MATERIAL FOR THE TASK:
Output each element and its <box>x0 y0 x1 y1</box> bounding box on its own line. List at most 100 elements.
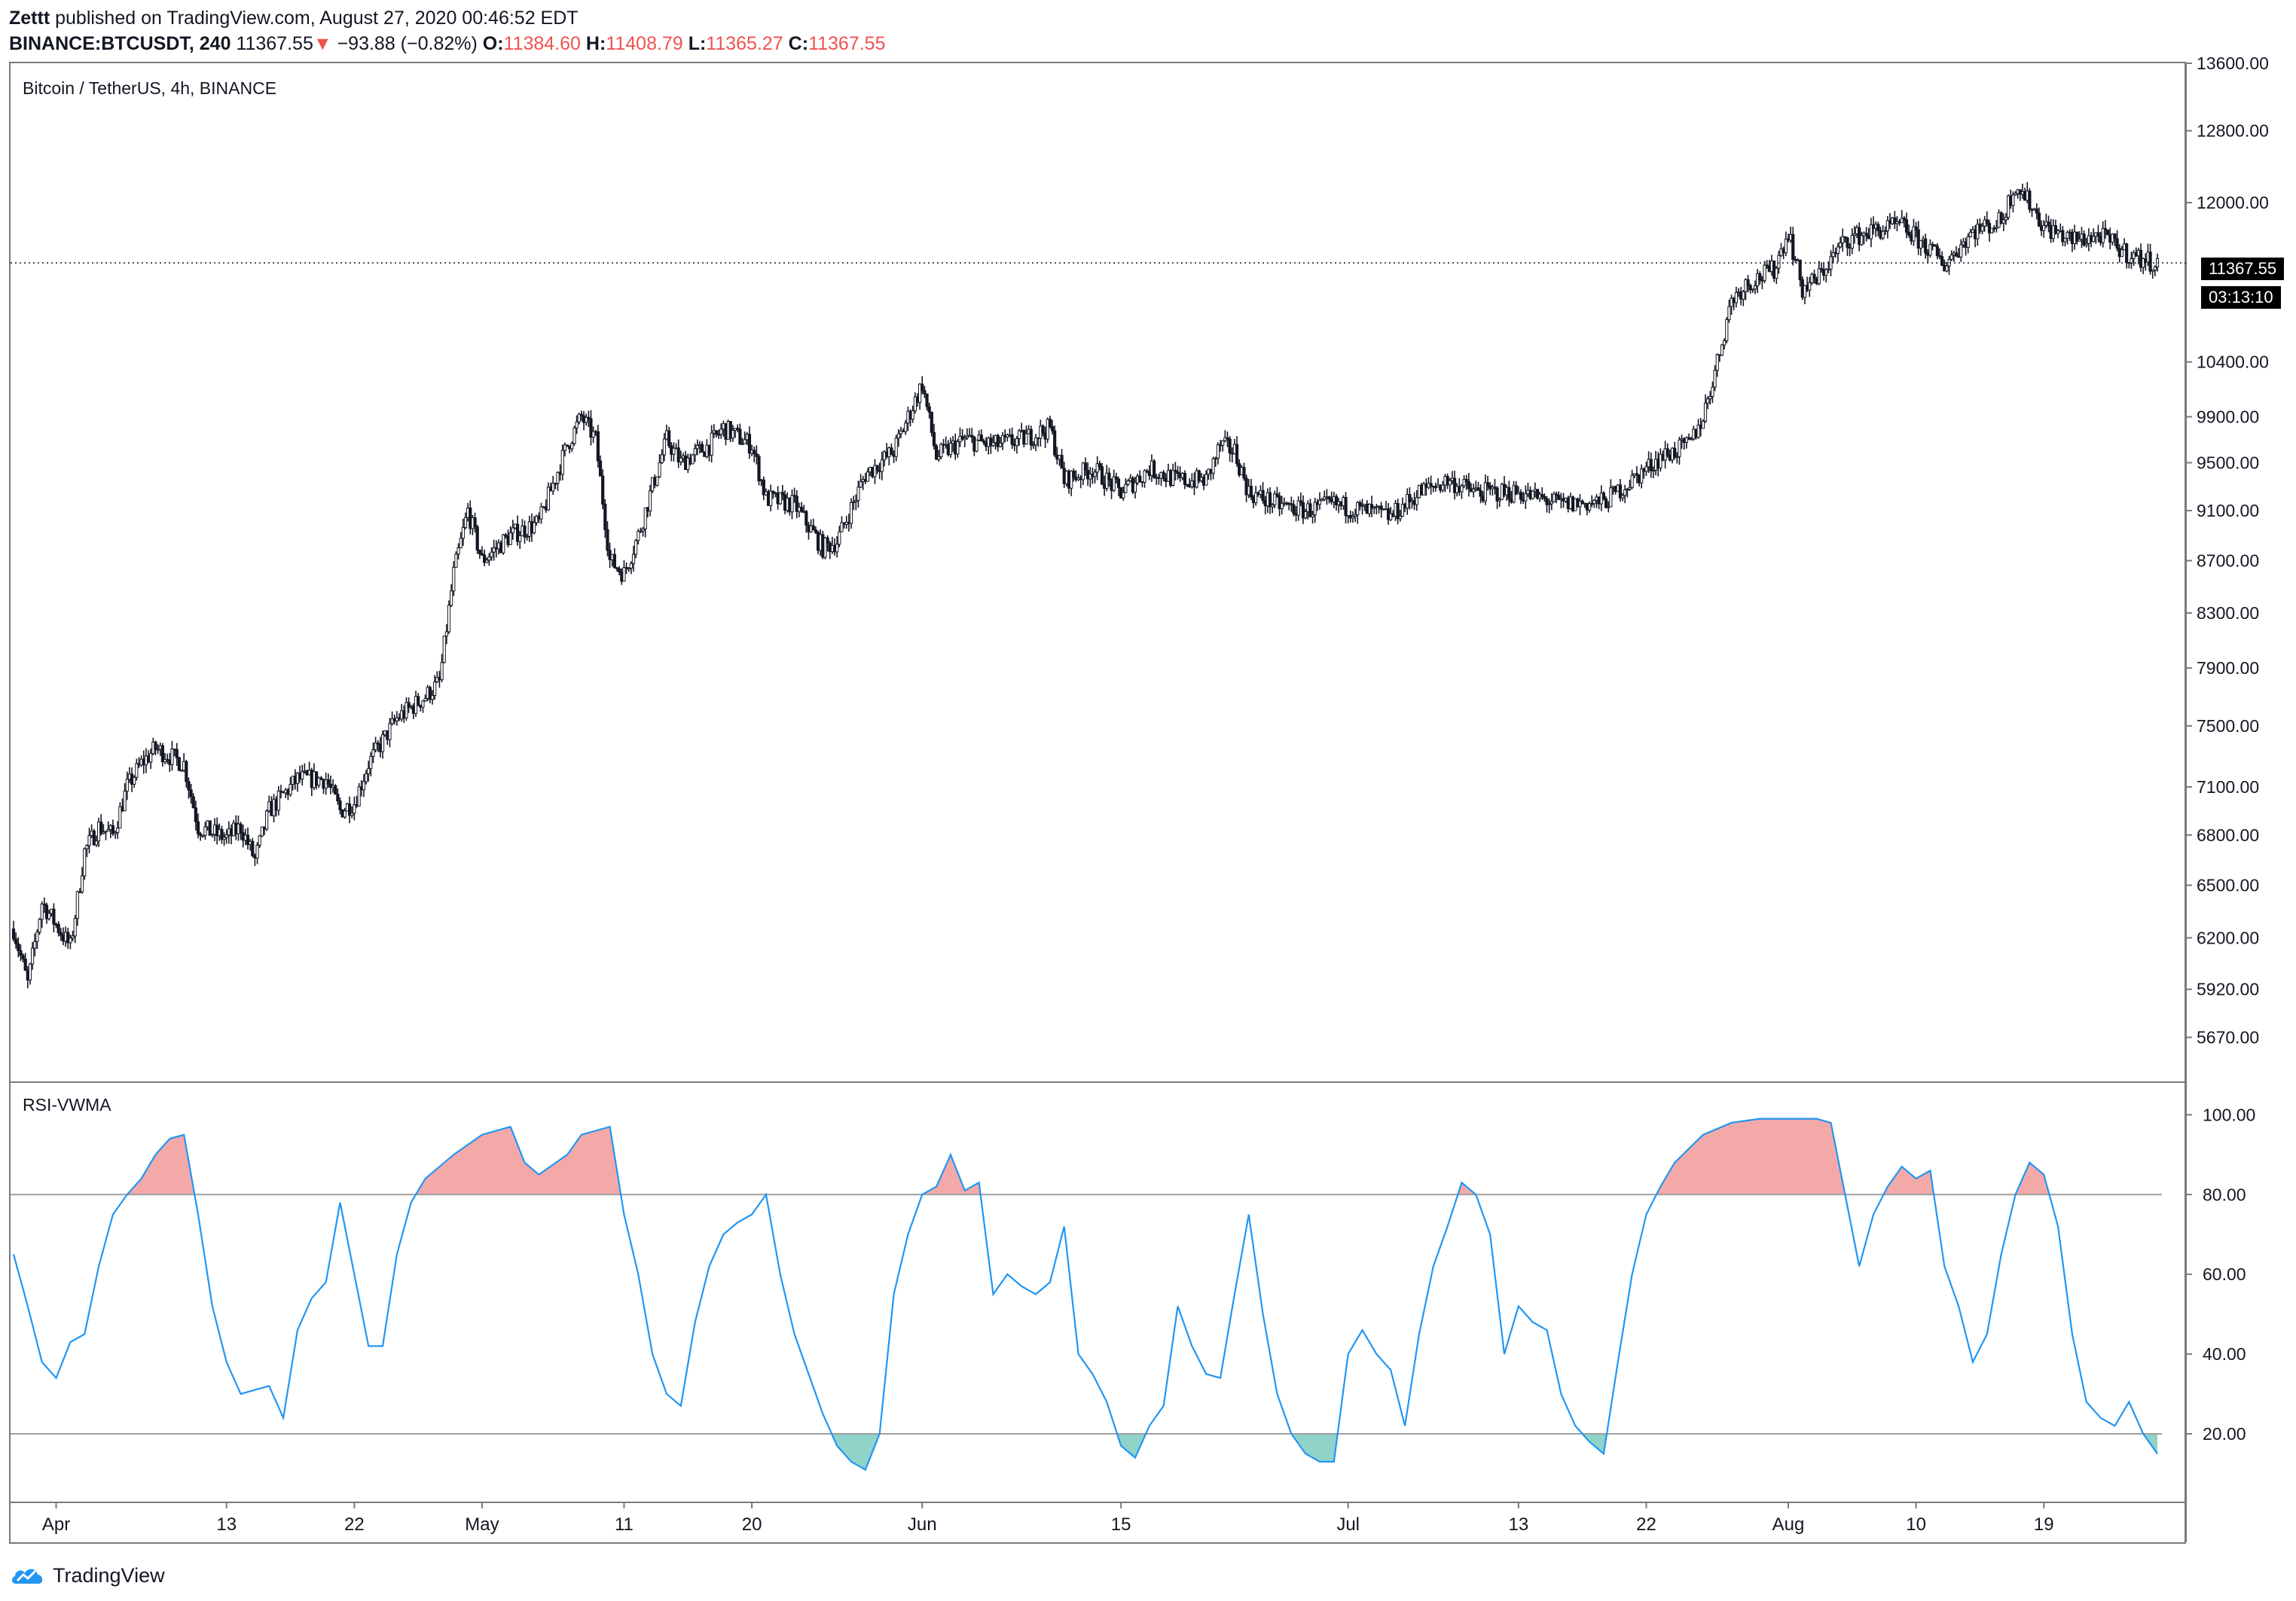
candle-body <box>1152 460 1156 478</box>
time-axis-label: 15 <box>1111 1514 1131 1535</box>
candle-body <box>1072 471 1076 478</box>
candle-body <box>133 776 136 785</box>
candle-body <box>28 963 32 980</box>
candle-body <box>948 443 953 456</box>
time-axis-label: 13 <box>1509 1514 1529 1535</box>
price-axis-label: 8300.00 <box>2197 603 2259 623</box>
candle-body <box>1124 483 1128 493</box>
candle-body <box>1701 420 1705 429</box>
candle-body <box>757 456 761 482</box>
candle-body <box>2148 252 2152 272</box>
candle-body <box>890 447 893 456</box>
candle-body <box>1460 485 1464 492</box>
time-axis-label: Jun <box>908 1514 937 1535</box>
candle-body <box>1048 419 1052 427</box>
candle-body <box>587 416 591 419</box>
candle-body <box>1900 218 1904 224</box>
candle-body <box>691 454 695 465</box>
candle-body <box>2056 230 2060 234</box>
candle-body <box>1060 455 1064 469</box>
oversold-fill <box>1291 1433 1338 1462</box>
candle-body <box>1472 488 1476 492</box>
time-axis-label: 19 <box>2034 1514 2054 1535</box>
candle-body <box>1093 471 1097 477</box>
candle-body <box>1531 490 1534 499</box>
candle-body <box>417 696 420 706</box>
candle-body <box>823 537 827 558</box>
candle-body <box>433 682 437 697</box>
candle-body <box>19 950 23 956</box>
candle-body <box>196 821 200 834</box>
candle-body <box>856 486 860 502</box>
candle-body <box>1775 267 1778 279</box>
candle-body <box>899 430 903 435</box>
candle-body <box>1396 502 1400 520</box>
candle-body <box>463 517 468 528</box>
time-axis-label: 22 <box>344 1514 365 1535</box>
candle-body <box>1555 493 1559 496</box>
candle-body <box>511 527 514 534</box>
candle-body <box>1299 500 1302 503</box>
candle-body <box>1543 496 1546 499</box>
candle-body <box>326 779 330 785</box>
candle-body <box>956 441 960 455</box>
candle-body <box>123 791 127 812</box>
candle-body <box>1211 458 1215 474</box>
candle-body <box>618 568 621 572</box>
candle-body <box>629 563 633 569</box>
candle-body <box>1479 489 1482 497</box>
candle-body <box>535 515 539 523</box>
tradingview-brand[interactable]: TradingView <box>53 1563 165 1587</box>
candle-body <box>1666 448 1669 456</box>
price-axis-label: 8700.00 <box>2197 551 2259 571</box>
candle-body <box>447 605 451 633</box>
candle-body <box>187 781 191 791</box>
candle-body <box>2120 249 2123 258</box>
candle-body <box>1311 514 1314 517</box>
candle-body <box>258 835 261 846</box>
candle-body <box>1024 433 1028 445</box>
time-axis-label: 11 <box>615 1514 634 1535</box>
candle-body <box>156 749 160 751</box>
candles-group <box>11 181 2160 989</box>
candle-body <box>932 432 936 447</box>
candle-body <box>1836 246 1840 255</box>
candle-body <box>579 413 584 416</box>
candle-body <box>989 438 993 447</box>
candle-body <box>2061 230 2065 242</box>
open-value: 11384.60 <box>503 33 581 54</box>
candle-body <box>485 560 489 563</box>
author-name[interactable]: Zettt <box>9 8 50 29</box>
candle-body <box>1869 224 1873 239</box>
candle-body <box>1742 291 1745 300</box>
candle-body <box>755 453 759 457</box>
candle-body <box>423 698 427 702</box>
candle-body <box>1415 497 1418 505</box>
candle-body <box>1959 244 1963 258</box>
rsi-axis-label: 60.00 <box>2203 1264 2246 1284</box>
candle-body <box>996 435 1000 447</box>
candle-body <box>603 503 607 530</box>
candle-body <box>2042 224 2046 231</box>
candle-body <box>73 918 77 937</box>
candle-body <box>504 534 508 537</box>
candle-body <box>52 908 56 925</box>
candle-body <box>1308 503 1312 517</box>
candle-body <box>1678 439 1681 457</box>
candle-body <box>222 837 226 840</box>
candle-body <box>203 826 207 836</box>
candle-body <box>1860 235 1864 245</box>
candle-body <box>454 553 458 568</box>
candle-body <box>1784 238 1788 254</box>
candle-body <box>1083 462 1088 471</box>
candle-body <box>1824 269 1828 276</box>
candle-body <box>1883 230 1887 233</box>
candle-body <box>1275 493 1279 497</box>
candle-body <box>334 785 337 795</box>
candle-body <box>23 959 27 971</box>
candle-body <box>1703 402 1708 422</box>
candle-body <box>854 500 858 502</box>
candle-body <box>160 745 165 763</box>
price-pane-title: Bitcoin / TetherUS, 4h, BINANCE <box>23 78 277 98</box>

WRITTEN REQUEST:
Reproduce all of the material above with each occurrence of "candle-body" replaced by "candlestick-body" and everything else unchanged. Omit the pictures from your answer.

EXPECTED OUTPUT:
Output each element and its <box>x0 y0 x1 y1</box> bounding box on its own line. List at most 100 elements.
candlestick-body <box>1152 460 1156 478</box>
time-axis-label: 15 <box>1111 1514 1131 1535</box>
candlestick-body <box>1072 471 1076 478</box>
candlestick-body <box>133 776 136 785</box>
candlestick-body <box>28 963 32 980</box>
candlestick-body <box>948 443 953 456</box>
time-axis-label: 13 <box>1509 1514 1529 1535</box>
price-axis-label: 8300.00 <box>2197 603 2259 623</box>
candlestick-body <box>1124 483 1128 493</box>
candlestick-body <box>1701 420 1705 429</box>
candlestick-body <box>757 456 761 482</box>
candlestick-body <box>2148 252 2152 272</box>
candlestick-body <box>890 447 893 456</box>
candlestick-body <box>1460 485 1464 492</box>
time-axis-label: Jun <box>908 1514 937 1535</box>
candlestick-body <box>1048 419 1052 427</box>
candlestick-body <box>587 416 591 419</box>
candlestick-body <box>1900 218 1904 224</box>
candlestick-body <box>691 454 695 465</box>
candlestick-body <box>2056 230 2060 234</box>
candlestick-body <box>1060 455 1064 469</box>
oversold-fill <box>1291 1433 1338 1462</box>
candlestick-body <box>1472 488 1476 492</box>
time-axis-label: 19 <box>2034 1514 2054 1535</box>
candlestick-body <box>1093 471 1097 477</box>
candlestick-body <box>1531 490 1534 499</box>
candlestick-body <box>417 696 420 706</box>
candlestick-body <box>823 537 827 558</box>
candlestick-body <box>433 682 437 697</box>
candlestick-body <box>19 950 23 956</box>
candlestick-body <box>196 821 200 834</box>
candlestick-body <box>856 486 860 502</box>
candlestick-body <box>1775 267 1778 279</box>
candlestick-body <box>899 430 903 435</box>
candlestick-body <box>1396 502 1400 520</box>
candlestick-body <box>463 517 468 528</box>
time-axis-label: 22 <box>344 1514 365 1535</box>
candlestick-body <box>1555 493 1559 496</box>
candlestick-body <box>511 527 514 534</box>
candlestick-body <box>1299 500 1302 503</box>
candlestick-body <box>1543 496 1546 499</box>
candlestick-body <box>326 779 330 785</box>
candlestick-body <box>956 441 960 455</box>
candlestick-body <box>123 791 127 812</box>
candlestick-body <box>1211 458 1215 474</box>
candlestick-body <box>618 568 621 572</box>
candlestick-body <box>629 563 633 569</box>
candlestick-body <box>1479 489 1482 497</box>
candlestick-body <box>535 515 539 523</box>
tradingview-brand[interactable]: TradingView <box>53 1563 165 1587</box>
candlestick-body <box>1666 448 1669 456</box>
price-axis-label: 8700.00 <box>2197 551 2259 571</box>
candlestick-body <box>447 605 451 633</box>
candlestick-body <box>187 781 191 791</box>
candlestick-body <box>2120 249 2123 258</box>
candlestick-body <box>1311 514 1314 517</box>
candlestick-body <box>258 835 261 846</box>
candlestick-body <box>1024 433 1028 445</box>
time-axis-label: 11 <box>615 1514 634 1535</box>
candlestick-body <box>156 749 160 751</box>
candles-group <box>11 181 2160 989</box>
candlestick-body <box>932 432 936 447</box>
candlestick-body <box>1836 246 1840 255</box>
candlestick-body <box>579 413 584 416</box>
candlestick-body <box>989 438 993 447</box>
candlestick-body <box>2061 230 2065 242</box>
open-value: 11384.60 <box>503 33 581 54</box>
candlestick-body <box>485 560 489 563</box>
author-name[interactable]: Zettt <box>9 8 50 29</box>
candlestick-body <box>1869 224 1873 239</box>
candlestick-body <box>1742 291 1745 300</box>
candlestick-body <box>755 453 759 457</box>
candlestick-body <box>423 698 427 702</box>
candlestick-body <box>1415 497 1418 505</box>
candlestick-body <box>1959 244 1963 258</box>
rsi-axis-label: 60.00 <box>2203 1264 2246 1284</box>
candlestick-body <box>996 435 1000 447</box>
candlestick-body <box>603 503 607 530</box>
candlestick-body <box>2042 224 2046 231</box>
candlestick-body <box>73 918 77 937</box>
candlestick-body <box>504 534 508 537</box>
candlestick-body <box>52 908 56 925</box>
candlestick-body <box>1308 503 1312 517</box>
candlestick-body <box>1678 439 1681 457</box>
candlestick-body <box>222 837 226 840</box>
candlestick-body <box>203 826 207 836</box>
candlestick-body <box>1860 235 1864 245</box>
candlestick-body <box>454 553 458 568</box>
candlestick-body <box>1784 238 1788 254</box>
candlestick-body <box>1083 462 1088 471</box>
candlestick-body <box>1824 269 1828 276</box>
candlestick-body <box>1883 230 1887 233</box>
candlestick-body <box>1275 493 1279 497</box>
candlestick-body <box>334 785 337 795</box>
candlestick-body <box>23 959 27 971</box>
candlestick-body <box>1703 402 1708 422</box>
candlestick-body <box>854 500 858 502</box>
candlestick-body <box>160 745 165 763</box>
price-pane-title: Bitcoin / TetherUS, 4h, BINANCE <box>23 78 277 98</box>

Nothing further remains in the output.